● **What needs to be done**
The entries below are to be written out again without alteration.

%%

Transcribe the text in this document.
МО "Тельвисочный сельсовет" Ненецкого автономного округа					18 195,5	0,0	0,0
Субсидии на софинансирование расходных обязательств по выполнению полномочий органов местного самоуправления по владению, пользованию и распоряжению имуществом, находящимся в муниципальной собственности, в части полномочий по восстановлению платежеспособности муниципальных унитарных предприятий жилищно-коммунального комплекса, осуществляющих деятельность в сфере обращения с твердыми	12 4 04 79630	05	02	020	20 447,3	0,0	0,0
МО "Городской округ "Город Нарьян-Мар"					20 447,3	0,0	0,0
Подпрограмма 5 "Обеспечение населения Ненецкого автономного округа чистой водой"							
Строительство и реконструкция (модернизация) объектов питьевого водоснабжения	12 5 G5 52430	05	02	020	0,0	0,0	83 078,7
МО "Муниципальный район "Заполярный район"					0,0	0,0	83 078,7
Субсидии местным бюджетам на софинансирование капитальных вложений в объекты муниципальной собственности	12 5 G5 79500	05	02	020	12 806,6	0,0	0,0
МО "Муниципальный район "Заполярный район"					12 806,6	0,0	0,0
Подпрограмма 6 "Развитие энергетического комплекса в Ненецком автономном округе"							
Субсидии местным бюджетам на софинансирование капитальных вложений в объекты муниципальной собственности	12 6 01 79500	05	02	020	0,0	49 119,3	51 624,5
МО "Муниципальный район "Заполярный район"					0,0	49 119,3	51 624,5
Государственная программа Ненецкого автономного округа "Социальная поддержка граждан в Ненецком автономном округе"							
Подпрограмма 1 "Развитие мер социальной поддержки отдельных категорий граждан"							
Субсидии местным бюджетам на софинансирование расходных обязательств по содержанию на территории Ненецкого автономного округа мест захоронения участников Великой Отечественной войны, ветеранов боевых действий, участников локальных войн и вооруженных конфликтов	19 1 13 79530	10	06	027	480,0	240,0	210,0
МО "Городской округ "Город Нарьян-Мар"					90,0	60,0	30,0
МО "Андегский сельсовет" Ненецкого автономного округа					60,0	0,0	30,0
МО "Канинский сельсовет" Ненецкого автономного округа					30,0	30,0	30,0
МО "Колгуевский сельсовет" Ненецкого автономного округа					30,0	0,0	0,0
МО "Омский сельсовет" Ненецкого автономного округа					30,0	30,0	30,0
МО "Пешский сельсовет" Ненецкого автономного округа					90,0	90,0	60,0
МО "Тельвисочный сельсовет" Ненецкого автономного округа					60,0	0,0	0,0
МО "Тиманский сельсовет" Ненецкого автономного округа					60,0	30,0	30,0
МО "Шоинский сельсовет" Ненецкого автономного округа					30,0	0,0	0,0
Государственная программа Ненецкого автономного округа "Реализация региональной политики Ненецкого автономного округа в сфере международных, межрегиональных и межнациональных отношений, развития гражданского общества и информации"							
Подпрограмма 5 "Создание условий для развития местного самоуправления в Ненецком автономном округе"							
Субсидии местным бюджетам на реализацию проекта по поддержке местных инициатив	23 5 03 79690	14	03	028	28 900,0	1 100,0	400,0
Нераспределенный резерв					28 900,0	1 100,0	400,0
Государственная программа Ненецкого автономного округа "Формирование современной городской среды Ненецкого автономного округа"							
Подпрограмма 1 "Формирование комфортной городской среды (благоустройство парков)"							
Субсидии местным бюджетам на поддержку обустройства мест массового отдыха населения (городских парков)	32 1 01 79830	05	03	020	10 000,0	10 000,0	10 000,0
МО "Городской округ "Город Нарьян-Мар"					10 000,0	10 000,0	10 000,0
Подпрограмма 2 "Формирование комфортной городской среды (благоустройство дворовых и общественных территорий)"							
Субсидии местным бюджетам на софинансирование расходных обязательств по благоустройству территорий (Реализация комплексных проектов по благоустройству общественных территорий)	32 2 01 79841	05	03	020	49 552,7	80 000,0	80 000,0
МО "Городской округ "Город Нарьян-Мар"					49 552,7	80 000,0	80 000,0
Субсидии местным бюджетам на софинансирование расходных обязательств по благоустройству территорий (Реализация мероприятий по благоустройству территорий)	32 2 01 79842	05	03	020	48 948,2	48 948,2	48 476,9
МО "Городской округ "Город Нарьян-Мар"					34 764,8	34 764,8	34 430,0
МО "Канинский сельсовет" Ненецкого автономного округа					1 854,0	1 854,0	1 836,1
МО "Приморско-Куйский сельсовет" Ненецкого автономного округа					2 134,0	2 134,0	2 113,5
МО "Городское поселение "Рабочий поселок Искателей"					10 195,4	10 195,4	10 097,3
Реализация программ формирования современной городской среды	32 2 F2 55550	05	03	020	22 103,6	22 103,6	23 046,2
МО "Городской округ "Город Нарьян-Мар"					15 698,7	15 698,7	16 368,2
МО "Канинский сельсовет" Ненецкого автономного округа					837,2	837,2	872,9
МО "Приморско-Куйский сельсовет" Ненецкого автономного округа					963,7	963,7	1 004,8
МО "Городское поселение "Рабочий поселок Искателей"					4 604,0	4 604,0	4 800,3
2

%%

● **Output of the exercise**
Transcribe the text in this document.
МО "Тельвисочный сельсовет" Ненецкого автономного округа					18 195,5	0,0	0,0
Субсидии на софинансирование расходных обязательств по выполнению полномочий органов местного самоуправления по владению, пользованию и распоряжению имуществом, находящимся в муниципальной собственности, в части полномочий по восстановлению платежеспособности муниципальных унитарных предприятий жилищно-коммунального комплекса, осуществляющих деятельность в сфере обращения с твердыми	12 4 04 79630	05	02	020	20 447,3	0,0	0,0
МО "Городской округ "Город Нарьян-Мар"					20 447,3	0,0	0,0
Подпрограмма 5 "Обеспечение населения Ненецкого автономного округа чистой водой"							
Строительство и реконструкция (модернизация) объектов питьевого водоснабжения	12 5 G5 52430	05	02	020	0,0	0,0	83 078,7
МО "Муниципальный район "Заполярный район"					0,0	0,0	83 078,7
Субсидии местным бюджетам на софинансирование капитальных вложений в объекты муниципальной собственности	12 5 G5 79500	05	02	020	12 806,6	0,0	0,0
МО "Муниципальный район "Заполярный район"					12 806,6	0,0	0,0
Подпрограмма 6 "Развитие энергетического комплекса в Ненецком автономном округе"							
Субсидии местным бюджетам на софинансирование капитальных вложений в объекты муниципальной собственности	12 6 01 79500	05	02	020	0,0	49 119,3	51 624,5
МО "Муниципальный район "Заполярный район"					0,0	49 119,3	51 624,5
Государственная программа Ненецкого автономного округа "Социальная поддержка граждан в Ненецком автономном округе"							
Подпрограмма 1 "Развитие мер социальной поддержки отдельных категорий граждан"							
Субсидии местным бюджетам на софинансирование расходных обязательств по содержанию на территории Ненецкого автономного округа мест захоронения участников Великой Отечественной войны, ветеранов боевых действий, участников локальных войн и вооруженных конфликтов	19 1 13 79530	10	06	027	480,0	240,0	210,0
МО "Городской округ "Город Нарьян-Мар"					90,0	60,0	30,0
МО "Андегский сельсовет" Ненецкого автономного округа					60,0	0,0	30,0
МО "Канинский сельсовет" Ненецкого автономного округа					30,0	30,0	30,0
МО "Колгуевский сельсовет" Ненецкого автономного округа					30,0	0,0	0,0
МО "Омский сельсовет" Ненецкого автономного округа					30,0	30,0	30,0
МО "Пешский сельсовет" Ненецкого автономного округа					90,0	90,0	60,0
МО "Тельвисочный сельсовет" Ненецкого автономного округа					60,0	0,0	0,0
МО "Тиманский сельсовет" Ненецкого автономного округа					60,0	30,0	30,0
МО "Шоинский сельсовет" Ненецкого автономного округа					30,0	0,0	0,0
Государственная программа Ненецкого автономного округа "Реализация региональной политики Ненецкого автономного округа в сфере международных, межрегиональных и межнациональных отношений, развития гражданского общества и информации"							
Подпрограмма 5 "Создание условий для развития местного самоуправления в Ненецком автономном округе"							
Субсидии местным бюджетам на реализацию проекта по поддержке местных инициатив	23 5 03 79690	14	03	028	28 900,0	1 100,0	400,0
Нераспределенный резерв					28 900,0	1 100,0	400,0
Государственная программа Ненецкого автономного округа "Формирование современной городской среды Ненецкого автономного округа"							
Подпрограмма 1 "Формирование комфортной городской среды (благоустройство парков)"							
Субсидии местным бюджетам на поддержку обустройства мест массового отдыха населения (городских парков)	32 1 01 79830	05	03	020	10 000,0	10 000,0	10 000,0
МО "Городской округ "Город Нарьян-Мар"					10 000,0	10 000,0	10 000,0
Подпрограмма 2 "Формирование комфортной городской среды (благоустройство дворовых и общественных территорий)"							
Субсидии местным бюджетам на софинансирование расходных обязательств по благоустройству территорий (Реализация комплексных проектов по благоустройству общественных территорий)	32 2 01 79841	05	03	020	49 552,7	80 000,0	80 000,0
МО "Городской округ "Город Нарьян-Мар"					49 552,7	80 000,0	80 000,0
Субсидии местным бюджетам на софинансирование расходных обязательств по благоустройству территорий (Реализация мероприятий по благоустройству территорий)	32 2 01 79842	05	03	020	48 948,2	48 948,2	48 476,9
МО "Городской округ "Город Нарьян-Мар"					34 764,8	34 764,8	34 430,0
МО "Канинский сельсовет" Ненецкого автономного округа					1 854,0	1 854,0	1 836,1
МО "Приморско-Куйский сельсовет" Ненецкого автономного округа					2 134,0	2 134,0	2 113,5
МО "Городское поселение "Рабочий поселок Искателей"					10 195,4	10 195,4	10 097,3
Реализация программ формирования современной городской среды	32 2 F2 55550	05	03	020	22 103,6	22 103,6	23 046,2
МО "Городской округ "Город Нарьян-Мар"					15 698,7	15 698,7	16 368,2
МО "Канинский сельсовет" Ненецкого автономного округа					837,2	837,2	872,9
МО "Приморско-Куйский сельсовет" Ненецкого автономного округа					963,7	963,7	1 004,8
МО "Городское поселение "Рабочий поселок Искателей"					4 604,0	4 604,0	4 800,3
2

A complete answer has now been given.